Dataset entries.
* * * * *

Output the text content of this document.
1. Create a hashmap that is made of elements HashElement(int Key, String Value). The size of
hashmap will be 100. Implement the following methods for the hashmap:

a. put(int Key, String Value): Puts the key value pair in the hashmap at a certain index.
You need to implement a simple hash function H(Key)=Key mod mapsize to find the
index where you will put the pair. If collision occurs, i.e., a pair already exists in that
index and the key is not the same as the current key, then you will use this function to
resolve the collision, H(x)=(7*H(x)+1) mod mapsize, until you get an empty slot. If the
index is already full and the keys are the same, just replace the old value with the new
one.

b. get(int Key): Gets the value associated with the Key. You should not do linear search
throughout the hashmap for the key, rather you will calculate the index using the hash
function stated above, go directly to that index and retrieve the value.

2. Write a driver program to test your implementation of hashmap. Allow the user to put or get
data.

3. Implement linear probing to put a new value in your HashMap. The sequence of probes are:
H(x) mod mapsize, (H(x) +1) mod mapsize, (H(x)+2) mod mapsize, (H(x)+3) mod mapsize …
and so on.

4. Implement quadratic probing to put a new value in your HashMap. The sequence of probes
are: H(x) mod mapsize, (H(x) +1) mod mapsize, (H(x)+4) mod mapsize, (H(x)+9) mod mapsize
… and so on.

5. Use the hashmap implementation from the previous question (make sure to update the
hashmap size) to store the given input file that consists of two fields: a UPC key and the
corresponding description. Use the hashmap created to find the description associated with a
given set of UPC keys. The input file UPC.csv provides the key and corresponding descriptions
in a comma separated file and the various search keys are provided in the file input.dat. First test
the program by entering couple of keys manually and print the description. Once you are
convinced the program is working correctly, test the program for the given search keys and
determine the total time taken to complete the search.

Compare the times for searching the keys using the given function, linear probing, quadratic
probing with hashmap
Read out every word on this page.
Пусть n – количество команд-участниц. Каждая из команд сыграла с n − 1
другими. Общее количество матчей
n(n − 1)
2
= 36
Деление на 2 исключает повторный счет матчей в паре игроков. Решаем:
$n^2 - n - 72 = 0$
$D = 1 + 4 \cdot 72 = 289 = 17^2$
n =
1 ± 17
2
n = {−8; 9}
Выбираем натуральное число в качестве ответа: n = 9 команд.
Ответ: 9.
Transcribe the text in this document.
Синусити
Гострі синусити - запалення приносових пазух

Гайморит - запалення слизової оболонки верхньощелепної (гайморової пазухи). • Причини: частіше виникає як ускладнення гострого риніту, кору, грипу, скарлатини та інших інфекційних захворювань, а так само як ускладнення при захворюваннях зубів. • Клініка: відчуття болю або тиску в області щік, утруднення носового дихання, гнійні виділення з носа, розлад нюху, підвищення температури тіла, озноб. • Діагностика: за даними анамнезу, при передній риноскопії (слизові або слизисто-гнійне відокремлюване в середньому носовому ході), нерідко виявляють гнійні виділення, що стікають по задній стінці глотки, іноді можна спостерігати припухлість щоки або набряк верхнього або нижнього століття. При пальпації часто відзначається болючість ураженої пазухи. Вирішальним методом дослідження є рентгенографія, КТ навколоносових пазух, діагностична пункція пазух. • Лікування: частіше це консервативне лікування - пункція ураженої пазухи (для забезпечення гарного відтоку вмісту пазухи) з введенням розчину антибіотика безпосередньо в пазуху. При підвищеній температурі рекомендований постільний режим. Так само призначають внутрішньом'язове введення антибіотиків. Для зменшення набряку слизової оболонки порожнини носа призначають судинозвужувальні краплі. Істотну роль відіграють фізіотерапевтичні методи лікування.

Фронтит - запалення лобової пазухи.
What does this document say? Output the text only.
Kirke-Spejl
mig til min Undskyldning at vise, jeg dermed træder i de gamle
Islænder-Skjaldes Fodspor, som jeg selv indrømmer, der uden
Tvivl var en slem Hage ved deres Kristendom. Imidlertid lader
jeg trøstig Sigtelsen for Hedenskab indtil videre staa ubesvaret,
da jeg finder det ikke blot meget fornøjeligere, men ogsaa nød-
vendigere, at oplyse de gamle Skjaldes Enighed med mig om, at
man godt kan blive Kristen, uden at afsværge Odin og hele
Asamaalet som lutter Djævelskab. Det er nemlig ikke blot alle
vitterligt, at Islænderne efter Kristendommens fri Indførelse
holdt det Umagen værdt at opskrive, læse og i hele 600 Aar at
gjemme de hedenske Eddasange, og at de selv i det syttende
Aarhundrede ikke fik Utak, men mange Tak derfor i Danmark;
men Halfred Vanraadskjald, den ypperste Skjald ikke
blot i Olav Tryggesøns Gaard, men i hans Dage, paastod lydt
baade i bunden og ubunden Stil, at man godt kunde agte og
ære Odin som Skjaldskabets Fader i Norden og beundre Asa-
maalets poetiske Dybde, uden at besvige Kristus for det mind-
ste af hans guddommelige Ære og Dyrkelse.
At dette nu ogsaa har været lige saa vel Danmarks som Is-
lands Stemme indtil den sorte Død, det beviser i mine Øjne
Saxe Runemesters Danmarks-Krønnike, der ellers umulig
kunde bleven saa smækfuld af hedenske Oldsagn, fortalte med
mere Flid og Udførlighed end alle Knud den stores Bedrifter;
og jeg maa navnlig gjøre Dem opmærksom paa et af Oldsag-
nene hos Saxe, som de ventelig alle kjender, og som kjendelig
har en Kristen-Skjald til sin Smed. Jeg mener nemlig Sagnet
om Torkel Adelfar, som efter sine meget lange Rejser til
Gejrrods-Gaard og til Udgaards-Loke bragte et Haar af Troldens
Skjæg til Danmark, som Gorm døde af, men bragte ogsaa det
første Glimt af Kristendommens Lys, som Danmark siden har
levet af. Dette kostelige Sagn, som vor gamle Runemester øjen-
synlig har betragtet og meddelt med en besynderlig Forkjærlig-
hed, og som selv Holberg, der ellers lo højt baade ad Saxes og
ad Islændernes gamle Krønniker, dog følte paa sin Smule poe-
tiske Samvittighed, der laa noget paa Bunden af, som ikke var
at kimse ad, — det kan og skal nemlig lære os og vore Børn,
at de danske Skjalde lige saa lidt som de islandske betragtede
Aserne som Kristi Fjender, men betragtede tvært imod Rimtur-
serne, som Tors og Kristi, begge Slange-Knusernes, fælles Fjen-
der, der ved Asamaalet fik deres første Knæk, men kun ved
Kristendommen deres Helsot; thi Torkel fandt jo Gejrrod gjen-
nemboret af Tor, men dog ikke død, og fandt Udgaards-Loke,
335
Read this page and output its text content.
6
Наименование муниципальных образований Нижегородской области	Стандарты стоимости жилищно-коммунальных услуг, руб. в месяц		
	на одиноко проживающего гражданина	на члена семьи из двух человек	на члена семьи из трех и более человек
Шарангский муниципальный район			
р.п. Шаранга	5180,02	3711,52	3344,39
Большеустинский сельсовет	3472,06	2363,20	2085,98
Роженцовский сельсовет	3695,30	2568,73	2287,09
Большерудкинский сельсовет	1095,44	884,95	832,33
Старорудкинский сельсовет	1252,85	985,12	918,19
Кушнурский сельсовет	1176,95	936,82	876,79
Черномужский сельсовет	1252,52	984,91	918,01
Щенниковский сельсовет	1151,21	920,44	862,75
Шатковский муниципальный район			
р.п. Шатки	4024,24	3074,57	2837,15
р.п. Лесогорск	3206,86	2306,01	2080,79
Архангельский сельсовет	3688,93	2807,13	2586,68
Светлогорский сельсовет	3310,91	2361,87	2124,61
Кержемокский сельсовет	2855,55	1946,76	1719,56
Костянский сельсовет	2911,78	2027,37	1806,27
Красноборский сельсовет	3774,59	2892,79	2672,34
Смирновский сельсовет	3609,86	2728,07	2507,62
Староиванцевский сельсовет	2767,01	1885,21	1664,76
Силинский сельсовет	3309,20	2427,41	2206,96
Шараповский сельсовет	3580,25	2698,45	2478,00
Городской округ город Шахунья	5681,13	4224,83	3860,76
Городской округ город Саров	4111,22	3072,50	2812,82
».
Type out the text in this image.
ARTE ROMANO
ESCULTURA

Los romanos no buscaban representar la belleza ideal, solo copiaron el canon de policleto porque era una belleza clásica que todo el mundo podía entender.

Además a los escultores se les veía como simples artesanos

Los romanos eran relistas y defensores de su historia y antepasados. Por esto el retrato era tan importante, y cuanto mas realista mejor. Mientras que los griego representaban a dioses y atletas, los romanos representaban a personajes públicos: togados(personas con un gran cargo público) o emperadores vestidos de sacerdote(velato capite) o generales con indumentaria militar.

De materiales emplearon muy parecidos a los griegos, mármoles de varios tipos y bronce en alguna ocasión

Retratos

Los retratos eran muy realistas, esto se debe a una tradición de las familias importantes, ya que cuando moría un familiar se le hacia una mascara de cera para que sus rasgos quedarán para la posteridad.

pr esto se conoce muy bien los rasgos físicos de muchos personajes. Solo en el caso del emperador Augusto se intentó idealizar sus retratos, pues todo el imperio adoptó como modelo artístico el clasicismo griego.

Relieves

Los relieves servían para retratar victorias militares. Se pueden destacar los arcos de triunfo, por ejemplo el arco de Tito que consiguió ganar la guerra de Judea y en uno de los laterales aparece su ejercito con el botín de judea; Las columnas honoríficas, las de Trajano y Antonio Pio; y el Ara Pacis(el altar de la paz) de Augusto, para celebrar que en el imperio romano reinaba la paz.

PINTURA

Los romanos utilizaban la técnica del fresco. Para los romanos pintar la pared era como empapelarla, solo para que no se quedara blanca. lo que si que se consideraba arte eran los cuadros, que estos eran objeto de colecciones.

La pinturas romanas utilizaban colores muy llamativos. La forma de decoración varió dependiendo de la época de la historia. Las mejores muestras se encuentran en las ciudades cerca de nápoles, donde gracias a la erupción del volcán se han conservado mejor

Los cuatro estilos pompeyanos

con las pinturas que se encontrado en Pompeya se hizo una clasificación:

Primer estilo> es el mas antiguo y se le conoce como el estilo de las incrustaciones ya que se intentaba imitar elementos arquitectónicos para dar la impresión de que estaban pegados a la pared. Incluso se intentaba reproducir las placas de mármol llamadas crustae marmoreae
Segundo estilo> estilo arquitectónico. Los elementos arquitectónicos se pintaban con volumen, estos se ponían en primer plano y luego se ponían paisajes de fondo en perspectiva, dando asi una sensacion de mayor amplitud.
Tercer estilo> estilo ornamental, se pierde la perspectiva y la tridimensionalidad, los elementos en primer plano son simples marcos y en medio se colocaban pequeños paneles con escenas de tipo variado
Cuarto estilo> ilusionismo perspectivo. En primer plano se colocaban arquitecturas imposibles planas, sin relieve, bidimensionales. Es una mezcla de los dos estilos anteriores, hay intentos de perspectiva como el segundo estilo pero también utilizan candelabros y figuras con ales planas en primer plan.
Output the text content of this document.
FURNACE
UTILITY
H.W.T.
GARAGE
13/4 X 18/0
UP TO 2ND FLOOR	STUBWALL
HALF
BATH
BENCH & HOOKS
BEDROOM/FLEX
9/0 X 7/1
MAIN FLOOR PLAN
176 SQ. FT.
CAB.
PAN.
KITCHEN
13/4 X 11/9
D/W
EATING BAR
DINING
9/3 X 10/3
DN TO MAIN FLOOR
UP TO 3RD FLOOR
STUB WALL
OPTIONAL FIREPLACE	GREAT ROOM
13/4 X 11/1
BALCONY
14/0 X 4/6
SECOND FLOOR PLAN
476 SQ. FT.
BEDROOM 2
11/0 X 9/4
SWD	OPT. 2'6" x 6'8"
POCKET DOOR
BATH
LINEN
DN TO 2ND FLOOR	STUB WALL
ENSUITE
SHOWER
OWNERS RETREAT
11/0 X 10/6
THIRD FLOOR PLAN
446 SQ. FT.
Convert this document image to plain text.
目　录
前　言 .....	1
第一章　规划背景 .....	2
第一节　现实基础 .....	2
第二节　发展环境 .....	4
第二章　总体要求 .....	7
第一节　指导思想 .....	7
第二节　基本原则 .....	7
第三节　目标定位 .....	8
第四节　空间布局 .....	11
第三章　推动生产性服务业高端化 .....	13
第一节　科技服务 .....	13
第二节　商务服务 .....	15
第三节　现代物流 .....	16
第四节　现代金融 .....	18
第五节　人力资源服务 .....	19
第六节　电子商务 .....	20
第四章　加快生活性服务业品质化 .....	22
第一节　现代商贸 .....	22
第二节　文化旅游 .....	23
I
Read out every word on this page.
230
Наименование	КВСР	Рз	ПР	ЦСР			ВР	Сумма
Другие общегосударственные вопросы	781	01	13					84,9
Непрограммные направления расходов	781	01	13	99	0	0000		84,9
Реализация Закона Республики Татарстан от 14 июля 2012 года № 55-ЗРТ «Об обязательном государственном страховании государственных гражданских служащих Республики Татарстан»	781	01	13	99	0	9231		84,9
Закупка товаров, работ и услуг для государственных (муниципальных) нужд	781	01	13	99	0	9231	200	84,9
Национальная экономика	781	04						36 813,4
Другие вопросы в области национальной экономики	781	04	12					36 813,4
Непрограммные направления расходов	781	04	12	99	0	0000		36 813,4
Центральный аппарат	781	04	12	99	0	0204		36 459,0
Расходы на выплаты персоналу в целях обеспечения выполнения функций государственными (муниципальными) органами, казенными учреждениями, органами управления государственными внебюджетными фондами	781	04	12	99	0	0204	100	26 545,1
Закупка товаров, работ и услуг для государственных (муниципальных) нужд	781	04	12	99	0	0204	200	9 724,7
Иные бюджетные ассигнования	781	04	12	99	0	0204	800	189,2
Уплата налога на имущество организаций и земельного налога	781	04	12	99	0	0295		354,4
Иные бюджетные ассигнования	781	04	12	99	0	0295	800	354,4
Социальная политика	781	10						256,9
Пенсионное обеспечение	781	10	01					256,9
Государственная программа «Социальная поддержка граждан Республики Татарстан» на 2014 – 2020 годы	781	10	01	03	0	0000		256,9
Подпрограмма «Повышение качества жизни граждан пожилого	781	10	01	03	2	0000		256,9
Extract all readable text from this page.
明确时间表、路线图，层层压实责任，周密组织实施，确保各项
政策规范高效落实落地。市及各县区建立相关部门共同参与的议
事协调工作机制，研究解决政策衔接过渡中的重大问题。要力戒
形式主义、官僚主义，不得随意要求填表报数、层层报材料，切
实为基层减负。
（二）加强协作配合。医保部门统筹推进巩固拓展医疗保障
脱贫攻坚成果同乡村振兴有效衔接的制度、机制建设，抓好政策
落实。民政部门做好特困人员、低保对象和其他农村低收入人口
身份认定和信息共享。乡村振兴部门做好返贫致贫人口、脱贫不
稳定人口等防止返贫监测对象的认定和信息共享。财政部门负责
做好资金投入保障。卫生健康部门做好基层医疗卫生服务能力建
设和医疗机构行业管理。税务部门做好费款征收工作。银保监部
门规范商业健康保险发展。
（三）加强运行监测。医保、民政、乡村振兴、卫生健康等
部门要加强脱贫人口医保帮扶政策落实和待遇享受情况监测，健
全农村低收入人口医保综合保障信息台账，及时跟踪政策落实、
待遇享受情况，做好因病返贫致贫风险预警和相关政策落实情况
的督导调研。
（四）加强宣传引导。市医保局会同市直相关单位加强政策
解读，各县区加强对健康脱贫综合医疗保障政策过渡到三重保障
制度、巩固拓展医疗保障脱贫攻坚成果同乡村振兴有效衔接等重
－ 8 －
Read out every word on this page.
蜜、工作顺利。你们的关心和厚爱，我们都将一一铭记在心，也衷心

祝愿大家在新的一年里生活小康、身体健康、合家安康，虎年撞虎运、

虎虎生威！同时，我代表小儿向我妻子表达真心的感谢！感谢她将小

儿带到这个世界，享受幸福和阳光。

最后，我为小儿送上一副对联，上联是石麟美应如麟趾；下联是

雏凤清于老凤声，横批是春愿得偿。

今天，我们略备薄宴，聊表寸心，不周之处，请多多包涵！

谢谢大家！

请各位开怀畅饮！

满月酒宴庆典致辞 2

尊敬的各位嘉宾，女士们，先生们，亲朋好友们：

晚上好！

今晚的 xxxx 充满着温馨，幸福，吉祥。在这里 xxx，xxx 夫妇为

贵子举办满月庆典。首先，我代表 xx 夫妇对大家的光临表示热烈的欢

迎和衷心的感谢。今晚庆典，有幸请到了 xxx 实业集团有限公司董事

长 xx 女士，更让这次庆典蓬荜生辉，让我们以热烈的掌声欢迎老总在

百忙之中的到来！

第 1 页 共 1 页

* * * * *

REQUEST. Find and copy each line above that includes the string "already".

THE SOLUTION.
index where you will put the pair. If collision occurs, i.e., a pair already exists in that
index is already full and the keys are the same, just replace the old value with the new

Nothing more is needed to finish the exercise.